**AIM OF THE TASK**
Every record below should be printed exactly as given.

* Begin *

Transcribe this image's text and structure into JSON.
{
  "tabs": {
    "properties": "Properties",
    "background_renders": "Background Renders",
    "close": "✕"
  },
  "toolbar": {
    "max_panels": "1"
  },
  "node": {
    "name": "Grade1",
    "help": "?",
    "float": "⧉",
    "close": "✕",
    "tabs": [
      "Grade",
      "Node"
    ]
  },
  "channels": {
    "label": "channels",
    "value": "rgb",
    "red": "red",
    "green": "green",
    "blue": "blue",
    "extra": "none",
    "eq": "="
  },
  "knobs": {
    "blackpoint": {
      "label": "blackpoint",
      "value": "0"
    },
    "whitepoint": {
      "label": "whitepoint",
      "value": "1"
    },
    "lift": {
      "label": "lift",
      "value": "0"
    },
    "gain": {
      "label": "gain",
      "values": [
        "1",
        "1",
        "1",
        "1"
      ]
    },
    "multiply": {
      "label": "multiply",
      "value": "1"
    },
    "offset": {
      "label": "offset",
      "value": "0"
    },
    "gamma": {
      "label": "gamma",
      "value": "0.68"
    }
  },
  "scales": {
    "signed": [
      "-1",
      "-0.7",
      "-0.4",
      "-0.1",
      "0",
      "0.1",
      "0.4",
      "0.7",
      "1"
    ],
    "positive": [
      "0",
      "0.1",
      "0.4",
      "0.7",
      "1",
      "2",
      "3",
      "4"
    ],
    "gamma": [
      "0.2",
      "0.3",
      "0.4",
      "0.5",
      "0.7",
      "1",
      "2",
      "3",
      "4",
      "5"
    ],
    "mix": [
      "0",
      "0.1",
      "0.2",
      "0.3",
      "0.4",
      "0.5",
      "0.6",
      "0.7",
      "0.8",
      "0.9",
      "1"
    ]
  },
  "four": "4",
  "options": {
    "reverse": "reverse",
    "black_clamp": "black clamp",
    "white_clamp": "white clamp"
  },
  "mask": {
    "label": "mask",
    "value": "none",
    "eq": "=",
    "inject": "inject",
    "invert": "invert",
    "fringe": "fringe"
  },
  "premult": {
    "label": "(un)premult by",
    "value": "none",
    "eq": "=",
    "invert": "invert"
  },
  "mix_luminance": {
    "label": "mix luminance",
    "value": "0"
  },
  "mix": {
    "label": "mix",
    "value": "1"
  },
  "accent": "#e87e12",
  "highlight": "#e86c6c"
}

* End *

**RESULT BELOW**
Transcribe this image's text and structure into JSON.
{
  "tabs": {
    "properties": "Properties",
    "background_renders": "Background Renders",
    "close": "✕"
  },
  "toolbar": {
    "max_panels": "1"
  },
  "node": {
    "name": "Grade1",
    "help": "?",
    "float": "⧉",
    "close": "✕",
    "tabs": [
      "Grade",
      "Node"
    ]
  },
  "channels": {
    "label": "channels",
    "value": "rgb",
    "red": "red",
    "green": "green",
    "blue": "blue",
    "extra": "none",
    "eq": "="
  },
  "knobs": {
    "blackpoint": {
      "label": "blackpoint",
      "value": "0"
    },
    "whitepoint": {
      "label": "whitepoint",
      "value": "1"
    },
    "lift": {
      "label": "lift",
      "value": "0"
    },
    "gain": {
      "label": "gain",
      "values": [
        "1",
        "1",
        "1",
        "1"
      ]
    },
    "multiply": {
      "label": "multiply",
      "value": "1"
    },
    "offset": {
      "label": "offset",
      "value": "0"
    },
    "gamma": {
      "label": "gamma",
      "value": "0.68"
    }
  },
  "scales": {
    "signed": [
      "-1",
      "-0.7",
      "-0.4",
      "-0.1",
      "0",
      "0.1",
      "0.4",
      "0.7",
      "1"
    ],
    "positive": [
      "0",
      "0.1",
      "0.4",
      "0.7",
      "1",
      "2",
      "3",
      "4"
    ],
    "gamma": [
      "0.2",
      "0.3",
      "0.4",
      "0.5",
      "0.7",
      "1",
      "2",
      "3",
      "4",
      "5"
    ],
    "mix": [
      "0",
      "0.1",
      "0.2",
      "0.3",
      "0.4",
      "0.5",
      "0.6",
      "0.7",
      "0.8",
      "0.9",
      "1"
    ]
  },
  "four": "4",
  "options": {
    "reverse": "reverse",
    "black_clamp": "black clamp",
    "white_clamp": "white clamp"
  },
  "mask": {
    "label": "mask",
    "value": "none",
    "eq": "=",
    "inject": "inject",
    "invert": "invert",
    "fringe": "fringe"
  },
  "premult": {
    "label": "(un)premult by",
    "value": "none",
    "eq": "=",
    "invert": "invert"
  },
  "mix_luminance": {
    "label": "mix luminance",
    "value": "0"
  },
  "mix": {
    "label": "mix",
    "value": "1"
  },
  "accent": "#e87e12",
  "highlight": "#e86c6c"
}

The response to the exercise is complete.